### Written task
Return every line of the records below without changing a character, but leave out the pictures.

[Items listed in a dataset]
--- Start ---
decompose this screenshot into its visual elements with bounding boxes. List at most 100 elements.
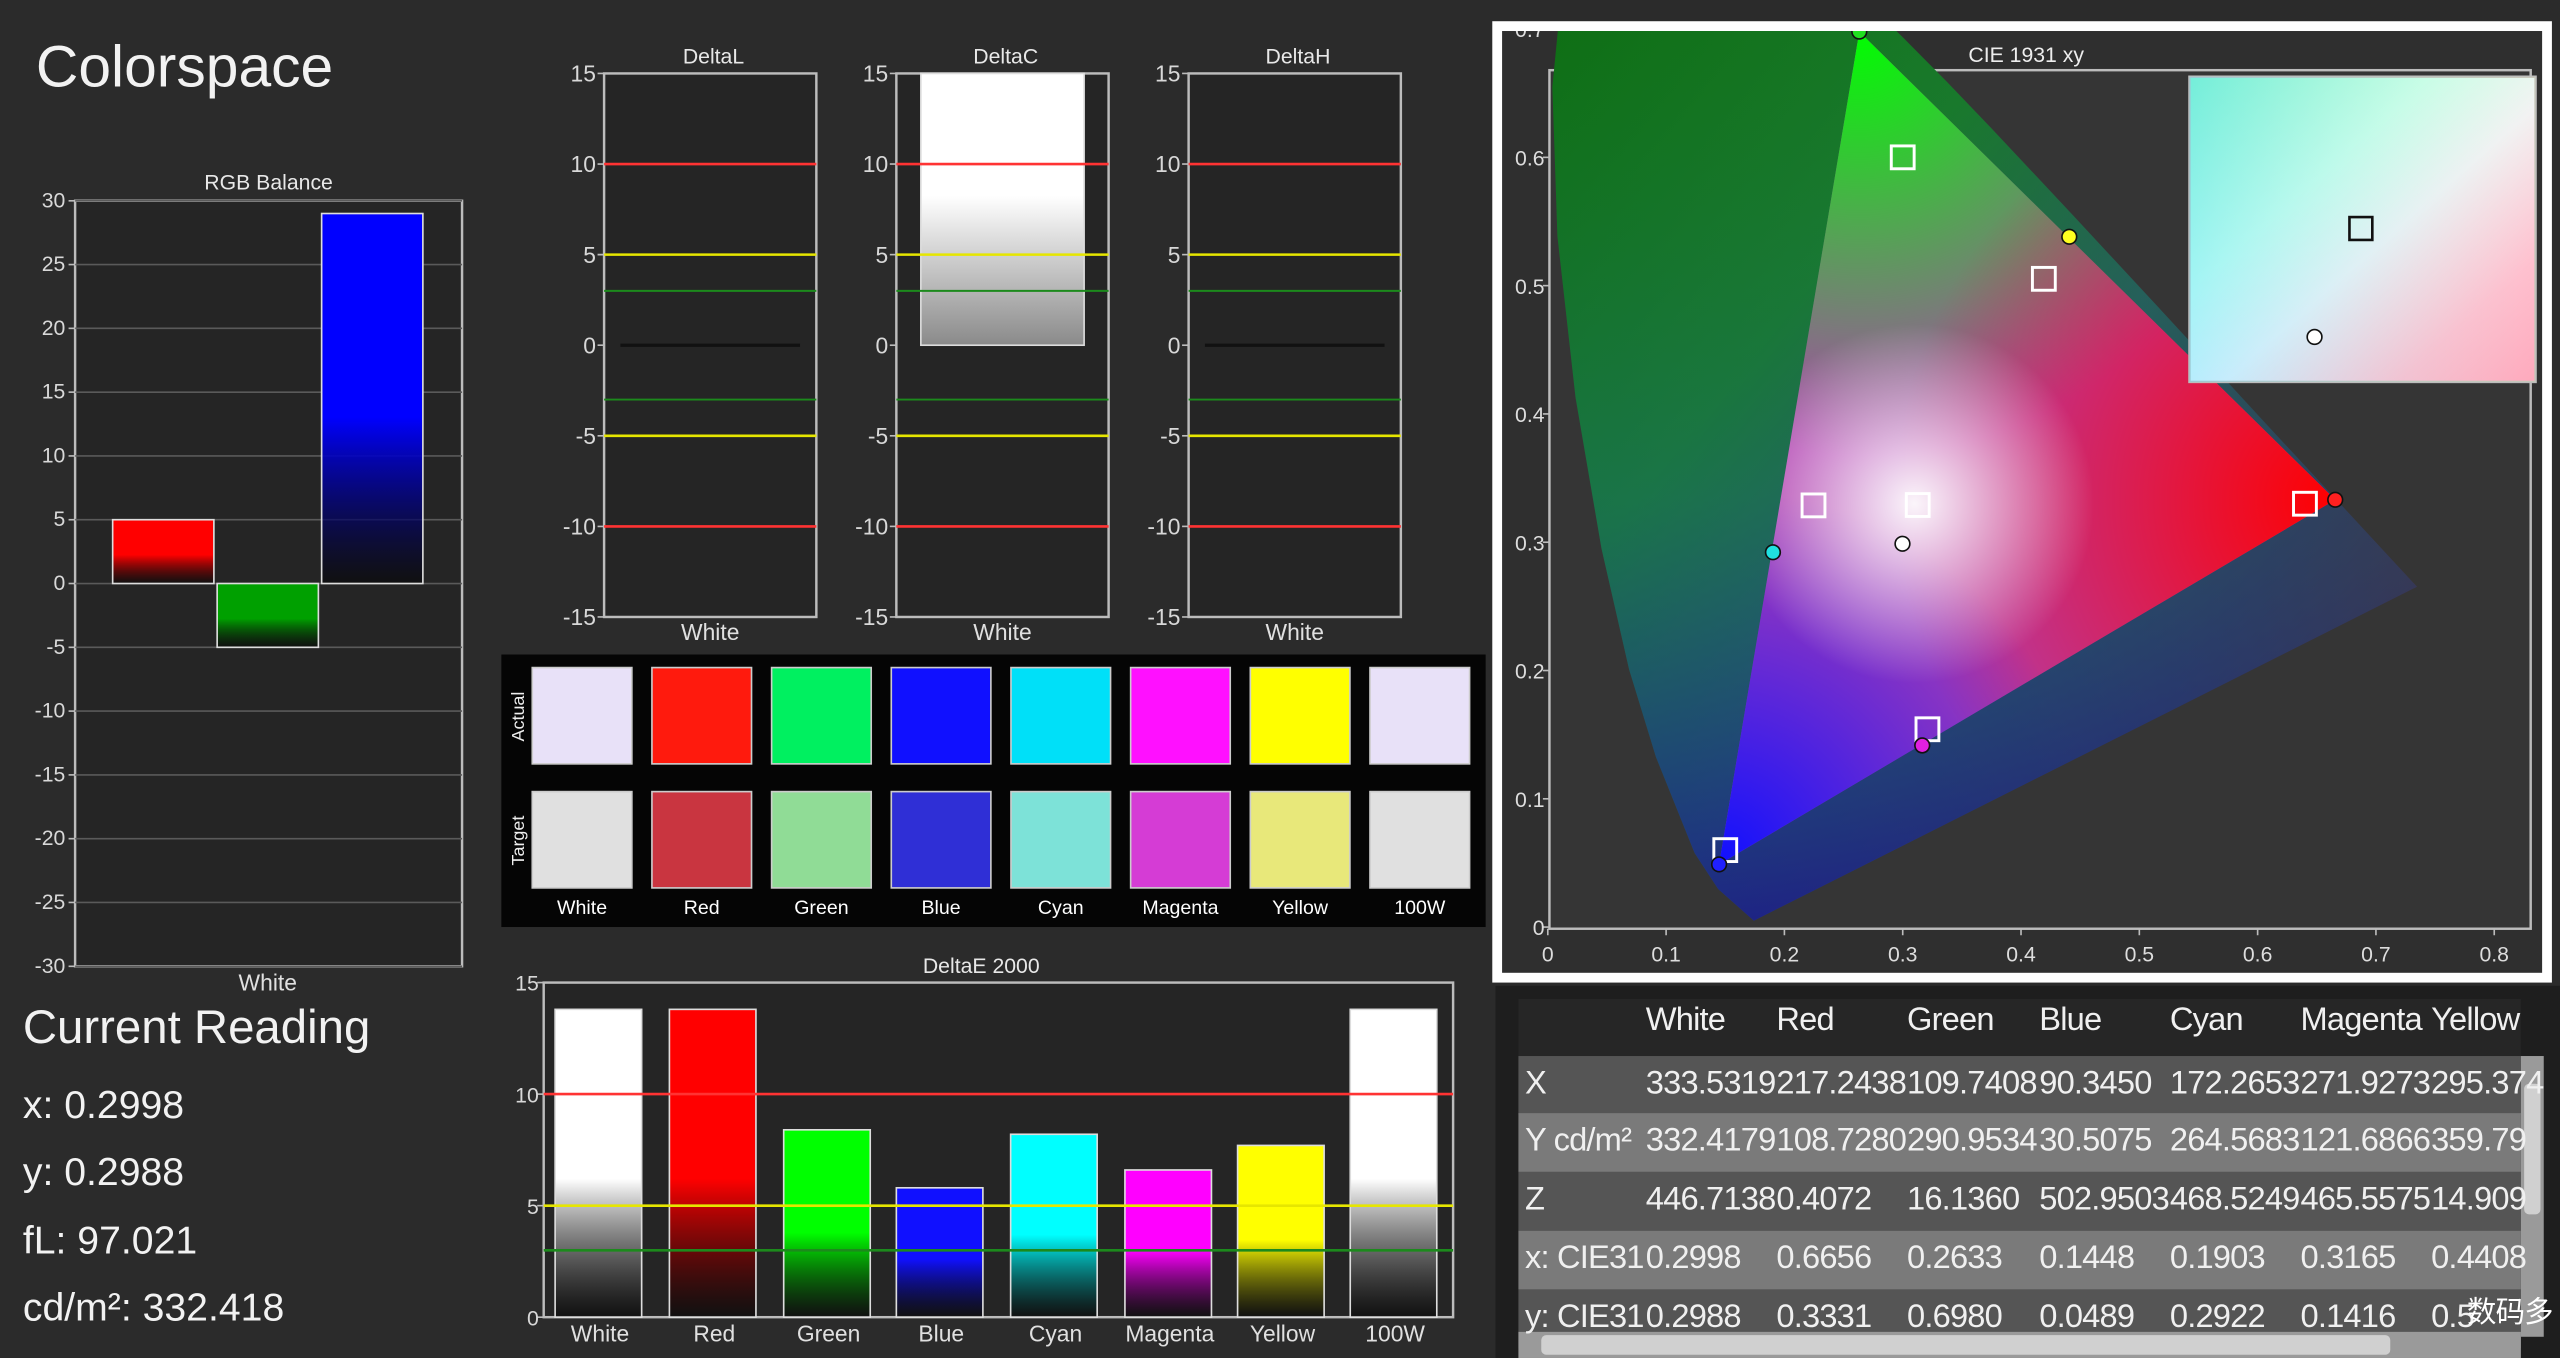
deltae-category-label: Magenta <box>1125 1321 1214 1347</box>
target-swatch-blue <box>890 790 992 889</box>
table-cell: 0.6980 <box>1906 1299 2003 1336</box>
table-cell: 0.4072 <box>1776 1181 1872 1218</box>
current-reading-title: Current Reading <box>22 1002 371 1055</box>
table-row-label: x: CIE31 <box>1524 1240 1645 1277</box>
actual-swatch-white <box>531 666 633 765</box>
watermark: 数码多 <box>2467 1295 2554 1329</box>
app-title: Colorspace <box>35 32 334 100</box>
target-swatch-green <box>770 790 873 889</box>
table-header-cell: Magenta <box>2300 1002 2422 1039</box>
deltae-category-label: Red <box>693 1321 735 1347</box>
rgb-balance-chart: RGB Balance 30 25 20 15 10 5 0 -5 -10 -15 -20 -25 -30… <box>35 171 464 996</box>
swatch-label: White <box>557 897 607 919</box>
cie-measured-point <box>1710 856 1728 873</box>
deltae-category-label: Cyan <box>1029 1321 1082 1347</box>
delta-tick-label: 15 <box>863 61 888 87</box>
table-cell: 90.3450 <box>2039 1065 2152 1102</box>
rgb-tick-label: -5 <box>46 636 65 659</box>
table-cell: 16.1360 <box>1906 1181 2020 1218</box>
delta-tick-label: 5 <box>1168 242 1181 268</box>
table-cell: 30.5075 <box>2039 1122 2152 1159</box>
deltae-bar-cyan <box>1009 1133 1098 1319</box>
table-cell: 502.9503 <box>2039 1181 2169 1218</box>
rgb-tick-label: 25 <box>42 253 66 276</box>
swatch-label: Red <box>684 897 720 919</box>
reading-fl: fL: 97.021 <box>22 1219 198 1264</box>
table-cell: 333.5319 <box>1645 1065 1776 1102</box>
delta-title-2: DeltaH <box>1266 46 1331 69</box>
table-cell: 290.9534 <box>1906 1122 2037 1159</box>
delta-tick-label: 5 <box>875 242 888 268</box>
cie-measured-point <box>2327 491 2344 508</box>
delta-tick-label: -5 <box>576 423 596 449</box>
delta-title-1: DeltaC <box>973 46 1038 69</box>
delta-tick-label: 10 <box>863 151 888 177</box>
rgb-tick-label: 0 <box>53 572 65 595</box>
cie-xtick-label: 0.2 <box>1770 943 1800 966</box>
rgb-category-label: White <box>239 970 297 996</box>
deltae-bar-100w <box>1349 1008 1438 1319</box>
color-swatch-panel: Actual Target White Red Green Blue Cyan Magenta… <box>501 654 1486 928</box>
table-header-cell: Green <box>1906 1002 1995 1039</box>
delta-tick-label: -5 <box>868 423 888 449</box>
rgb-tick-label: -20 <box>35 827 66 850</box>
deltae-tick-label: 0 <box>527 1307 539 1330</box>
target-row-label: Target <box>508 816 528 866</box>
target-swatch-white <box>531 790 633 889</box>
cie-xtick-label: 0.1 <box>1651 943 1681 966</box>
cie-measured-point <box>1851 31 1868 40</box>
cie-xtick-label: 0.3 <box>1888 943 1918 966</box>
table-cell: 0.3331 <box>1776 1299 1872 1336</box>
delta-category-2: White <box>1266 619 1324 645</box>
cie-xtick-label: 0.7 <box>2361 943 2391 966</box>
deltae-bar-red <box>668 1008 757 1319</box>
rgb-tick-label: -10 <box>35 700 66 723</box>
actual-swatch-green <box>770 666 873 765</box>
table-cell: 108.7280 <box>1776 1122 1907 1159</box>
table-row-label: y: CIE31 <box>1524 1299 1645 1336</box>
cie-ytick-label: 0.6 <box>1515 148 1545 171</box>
--- End ---
### Answer to the exercise
decompose this screenshot into its visual elements with bounding boxes. List at most 100 elements.
deltae-category-label: Magenta <box>1125 1321 1214 1347</box>
target-swatch-blue <box>890 790 992 889</box>
table-cell: 0.6980 <box>1906 1299 2003 1336</box>
table-cell: 0.4072 <box>1776 1181 1872 1218</box>
current-reading-title: Current Reading <box>22 1002 371 1055</box>
table-row-label: x: CIE31 <box>1524 1240 1645 1277</box>
actual-swatch-white <box>531 666 633 765</box>
watermark: 数码多 <box>2467 1295 2554 1329</box>
app-title: Colorspace <box>35 32 334 100</box>
target-swatch-green <box>770 790 873 889</box>
table-header-cell: Magenta <box>2300 1002 2422 1039</box>
deltae-category-label: Red <box>693 1321 735 1347</box>
rgb-balance-chart: RGB Balance 30 25 20 15 10 5 0 -5 -10 -15 -20 -25 -30… <box>35 171 464 996</box>
swatch-label: White <box>557 897 607 919</box>
cie-measured-point <box>1710 856 1728 873</box>
deltae-category-label: Cyan <box>1029 1321 1082 1347</box>
delta-tick-label: 15 <box>863 61 888 87</box>
table-cell: 90.3450 <box>2039 1065 2152 1102</box>
rgb-tick-label: -5 <box>46 636 65 659</box>
table-cell: 16.1360 <box>1906 1181 2020 1218</box>
delta-tick-label: 5 <box>1168 242 1181 268</box>
table-cell: 30.5075 <box>2039 1122 2152 1159</box>
deltae-bar-cyan <box>1009 1133 1098 1319</box>
table-cell: 502.9503 <box>2039 1181 2169 1218</box>
rgb-tick-label: 25 <box>42 253 66 276</box>
swatch-label: Red <box>684 897 720 919</box>
reading-fl: fL: 97.021 <box>22 1219 198 1264</box>
table-cell: 333.5319 <box>1645 1065 1776 1102</box>
delta-title-2: DeltaH <box>1266 46 1331 69</box>
table-cell: 290.9534 <box>1906 1122 2037 1159</box>
delta-tick-label: 5 <box>875 242 888 268</box>
cie-measured-point <box>2327 491 2344 508</box>
delta-tick-label: -5 <box>576 423 596 449</box>
delta-title-1: DeltaC <box>973 46 1038 69</box>
delta-tick-label: 10 <box>863 151 888 177</box>
rgb-tick-label: 0 <box>53 572 65 595</box>
cie-xtick-label: 0.2 <box>1770 943 1800 966</box>
rgb-category-label: White <box>239 970 297 996</box>
deltae-bar-100w <box>1349 1008 1438 1319</box>
color-swatch-panel: Actual Target White Red Green Blue Cyan Magenta… <box>501 654 1486 928</box>
table-header-cell: Green <box>1906 1002 1995 1039</box>
delta-tick-label: -5 <box>868 423 888 449</box>
rgb-tick-label: -20 <box>35 827 66 850</box>
deltae-tick-label: 0 <box>527 1307 539 1330</box>
target-row-label: Target <box>508 816 528 866</box>
target-swatch-white <box>531 790 633 889</box>
cie-xtick-label: 0.1 <box>1651 943 1681 966</box>
cie-measured-point <box>1851 31 1868 40</box>
cie-xtick-label: 0.3 <box>1888 943 1918 966</box>
table-cell: 0.3331 <box>1776 1299 1872 1336</box>
delta-category-2: White <box>1266 619 1324 645</box>
cie-xtick-label: 0.7 <box>2361 943 2391 966</box>
deltae-bar-red <box>668 1008 757 1319</box>
rgb-tick-label: -10 <box>35 700 66 723</box>
actual-swatch-green <box>770 666 873 765</box>
table-cell: 108.7280 <box>1776 1122 1907 1159</box>
table-row-label: y: CIE31 <box>1524 1299 1645 1336</box>
cie-ytick-label: 0.6 <box>1515 148 1545 171</box>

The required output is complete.